++++ DATA SHOWN ++++
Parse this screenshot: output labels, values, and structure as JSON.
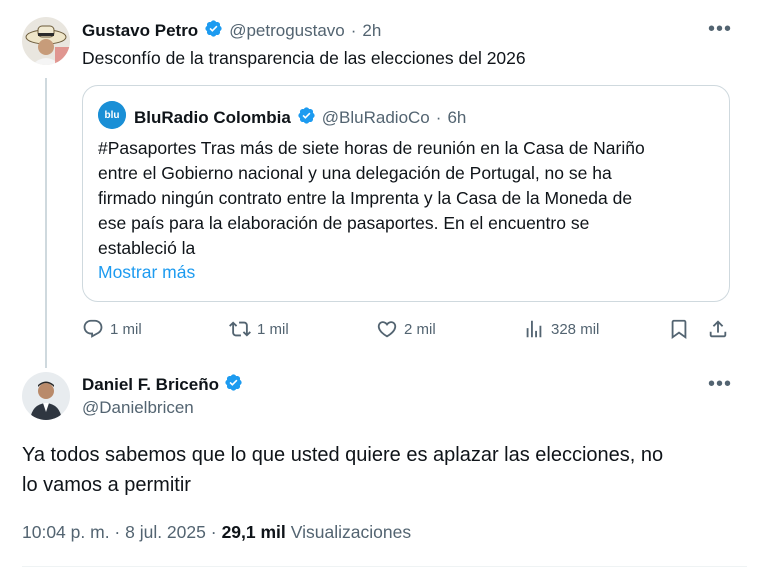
{
  "original_tweet": {
    "author_name": "Gustavo Petro",
    "handle": "@petrogustavo",
    "separator": "·",
    "time": "2h",
    "text": "Desconfío de la transparencia de las elecciones del 2026"
  },
  "quoted_tweet": {
    "avatar_text": "blu",
    "author_name": "BluRadio Colombia",
    "handle": "@BluRadioCo",
    "separator": "·",
    "time": "6h",
    "text_lines": [
      "#Pasaportes Tras más de siete horas de reunión en la Casa de Nariño",
      "entre el Gobierno nacional y una delegación de Portugal, no se ha",
      "firmado ningún contrato entre la Imprenta y la Casa de la Moneda de",
      "ese país para la elaboración de pasaportes. En el encuentro se",
      "estableció la"
    ],
    "show_more": "Mostrar más"
  },
  "actions": {
    "replies": "1 mil",
    "reposts": "1 mil",
    "likes": "2 mil",
    "views": "328 mil"
  },
  "reply_tweet": {
    "author_name": "Daniel F. Briceño",
    "handle": "@Danielbricen",
    "text_lines": [
      "Ya todos sabemos que lo que usted quiere es aplazar las elecciones, no",
      "lo vamos a permitir"
    ],
    "timestamp": "10:04 p. m. · 8 jul. 2025 ·",
    "views_count": "29,1 mil",
    "views_label": "Visualizaciones"
  },
  "more_menu": "•••",
  "colors": {
    "accent": "#1d9bf0",
    "muted": "#536471",
    "text": "#0f1419",
    "border": "#cfd9de",
    "blu_brand": "#1a8fd6"
  },
  "icons": [
    "verified-badge-icon",
    "reply-icon",
    "repost-icon",
    "like-icon",
    "views-icon",
    "bookmark-icon",
    "share-icon",
    "more-icon"
  ]
}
++++
# WHAT YOU SHOULD DO
Write every record out again exactly; no pictures belong in the copy.

# THE RESPONSE
Parse this screenshot: output labels, values, and structure as JSON.
{
  "original_tweet": {
    "author_name": "Gustavo Petro",
    "handle": "@petrogustavo",
    "separator": "·",
    "time": "2h",
    "text": "Desconfío de la transparencia de las elecciones del 2026"
  },
  "quoted_tweet": {
    "avatar_text": "blu",
    "author_name": "BluRadio Colombia",
    "handle": "@BluRadioCo",
    "separator": "·",
    "time": "6h",
    "text_lines": [
      "#Pasaportes Tras más de siete horas de reunión en la Casa de Nariño",
      "entre el Gobierno nacional y una delegación de Portugal, no se ha",
      "firmado ningún contrato entre la Imprenta y la Casa de la Moneda de",
      "ese país para la elaboración de pasaportes. En el encuentro se",
      "estableció la"
    ],
    "show_more": "Mostrar más"
  },
  "actions": {
    "replies": "1 mil",
    "reposts": "1 mil",
    "likes": "2 mil",
    "views": "328 mil"
  },
  "reply_tweet": {
    "author_name": "Daniel F. Briceño",
    "handle": "@Danielbricen",
    "text_lines": [
      "Ya todos sabemos que lo que usted quiere es aplazar las elecciones, no",
      "lo vamos a permitir"
    ],
    "timestamp": "10:04 p. m. · 8 jul. 2025 ·",
    "views_count": "29,1 mil",
    "views_label": "Visualizaciones"
  },
  "more_menu": "•••",
  "colors": {
    "accent": "#1d9bf0",
    "muted": "#536471",
    "text": "#0f1419",
    "border": "#cfd9de",
    "blu_brand": "#1a8fd6"
  },
  "icons": [
    "verified-badge-icon",
    "reply-icon",
    "repost-icon",
    "like-icon",
    "views-icon",
    "bookmark-icon",
    "share-icon",
    "more-icon"
  ]
}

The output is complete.